§ **GIVEN EXERCISE**
Write out the records beneath this line exactly as they appear, minus any images.

§ **EXERCISE DATA**

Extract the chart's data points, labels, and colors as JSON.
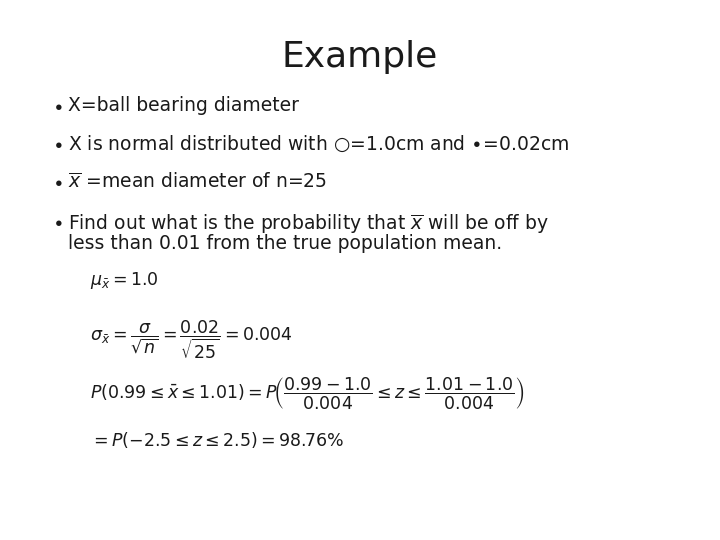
{
  "title": "Example",
  "title_fontsize": 26,
  "background_color": "#ffffff",
  "text_color": "#1a1a1a",
  "bullet_fontsize": 13.5,
  "formula_fontsize": 12.5,
  "fig_width": 7.2,
  "fig_height": 5.4,
  "dpi": 100
}
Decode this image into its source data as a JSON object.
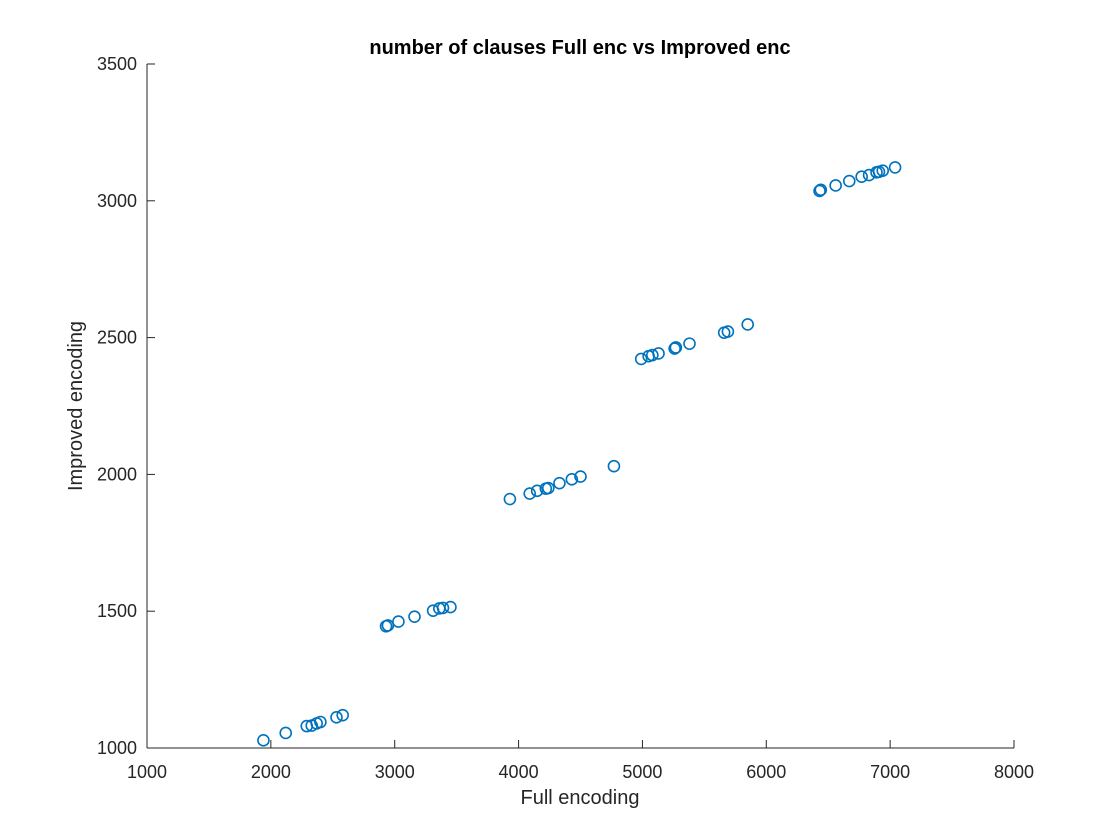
{
  "chart_data": {
    "type": "scatter",
    "title": "number of clauses Full enc vs Improved enc",
    "xlabel": "Full encoding",
    "ylabel": "Improved encoding",
    "xlim": [
      1000,
      8000
    ],
    "ylim": [
      1000,
      3500
    ],
    "xticks": [
      1000,
      2000,
      3000,
      4000,
      5000,
      6000,
      7000,
      8000
    ],
    "yticks": [
      1000,
      1500,
      2000,
      2500,
      3000,
      3500
    ],
    "marker": "circle",
    "marker_color": "#0072BD",
    "grid": false,
    "points": [
      [
        1940,
        1028
      ],
      [
        2120,
        1055
      ],
      [
        2290,
        1080
      ],
      [
        2330,
        1082
      ],
      [
        2370,
        1090
      ],
      [
        2400,
        1095
      ],
      [
        2530,
        1112
      ],
      [
        2580,
        1120
      ],
      [
        2930,
        1445
      ],
      [
        2945,
        1448
      ],
      [
        3030,
        1462
      ],
      [
        3160,
        1480
      ],
      [
        3310,
        1502
      ],
      [
        3360,
        1510
      ],
      [
        3390,
        1512
      ],
      [
        3450,
        1515
      ],
      [
        3930,
        1910
      ],
      [
        4090,
        1930
      ],
      [
        4150,
        1940
      ],
      [
        4220,
        1948
      ],
      [
        4240,
        1950
      ],
      [
        4330,
        1968
      ],
      [
        4430,
        1982
      ],
      [
        4500,
        1992
      ],
      [
        4770,
        2030
      ],
      [
        4990,
        2422
      ],
      [
        5050,
        2432
      ],
      [
        5080,
        2436
      ],
      [
        5130,
        2442
      ],
      [
        5260,
        2460
      ],
      [
        5270,
        2464
      ],
      [
        5380,
        2478
      ],
      [
        5660,
        2518
      ],
      [
        5690,
        2522
      ],
      [
        5850,
        2548
      ],
      [
        6430,
        3036
      ],
      [
        6440,
        3040
      ],
      [
        6560,
        3056
      ],
      [
        6670,
        3072
      ],
      [
        6770,
        3088
      ],
      [
        6830,
        3094
      ],
      [
        6890,
        3104
      ],
      [
        6910,
        3106
      ],
      [
        6940,
        3110
      ],
      [
        7040,
        3122
      ]
    ]
  }
}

§ **TASK RESPONSE**
Extract the chart's data points, labels, and colors as JSON.
{
  "title": "Example",
  "title_fontsize": 26,
  "background_color": "#ffffff",
  "text_color": "#1a1a1a",
  "bullet_fontsize": 13.5,
  "formula_fontsize": 12.5,
  "fig_width": 7.2,
  "fig_height": 5.4,
  "dpi": 100
}
Decode this image into its source data as a JSON object.
{
  "chart_data": {
    "type": "scatter",
    "title": "number of clauses Full enc vs Improved enc",
    "xlabel": "Full encoding",
    "ylabel": "Improved encoding",
    "xlim": [
      1000,
      8000
    ],
    "ylim": [
      1000,
      3500
    ],
    "xticks": [
      1000,
      2000,
      3000,
      4000,
      5000,
      6000,
      7000,
      8000
    ],
    "yticks": [
      1000,
      1500,
      2000,
      2500,
      3000,
      3500
    ],
    "marker": "circle",
    "marker_color": "#0072BD",
    "grid": false,
    "points": [
      [
        1940,
        1028
      ],
      [
        2120,
        1055
      ],
      [
        2290,
        1080
      ],
      [
        2330,
        1082
      ],
      [
        2370,
        1090
      ],
      [
        2400,
        1095
      ],
      [
        2530,
        1112
      ],
      [
        2580,
        1120
      ],
      [
        2930,
        1445
      ],
      [
        2945,
        1448
      ],
      [
        3030,
        1462
      ],
      [
        3160,
        1480
      ],
      [
        3310,
        1502
      ],
      [
        3360,
        1510
      ],
      [
        3390,
        1512
      ],
      [
        3450,
        1515
      ],
      [
        3930,
        1910
      ],
      [
        4090,
        1930
      ],
      [
        4150,
        1940
      ],
      [
        4220,
        1948
      ],
      [
        4240,
        1950
      ],
      [
        4330,
        1968
      ],
      [
        4430,
        1982
      ],
      [
        4500,
        1992
      ],
      [
        4770,
        2030
      ],
      [
        4990,
        2422
      ],
      [
        5050,
        2432
      ],
      [
        5080,
        2436
      ],
      [
        5130,
        2442
      ],
      [
        5260,
        2460
      ],
      [
        5270,
        2464
      ],
      [
        5380,
        2478
      ],
      [
        5660,
        2518
      ],
      [
        5690,
        2522
      ],
      [
        5850,
        2548
      ],
      [
        6430,
        3036
      ],
      [
        6440,
        3040
      ],
      [
        6560,
        3056
      ],
      [
        6670,
        3072
      ],
      [
        6770,
        3088
      ],
      [
        6830,
        3094
      ],
      [
        6890,
        3104
      ],
      [
        6910,
        3106
      ],
      [
        6940,
        3110
      ],
      [
        7040,
        3122
      ]
    ]
  }
}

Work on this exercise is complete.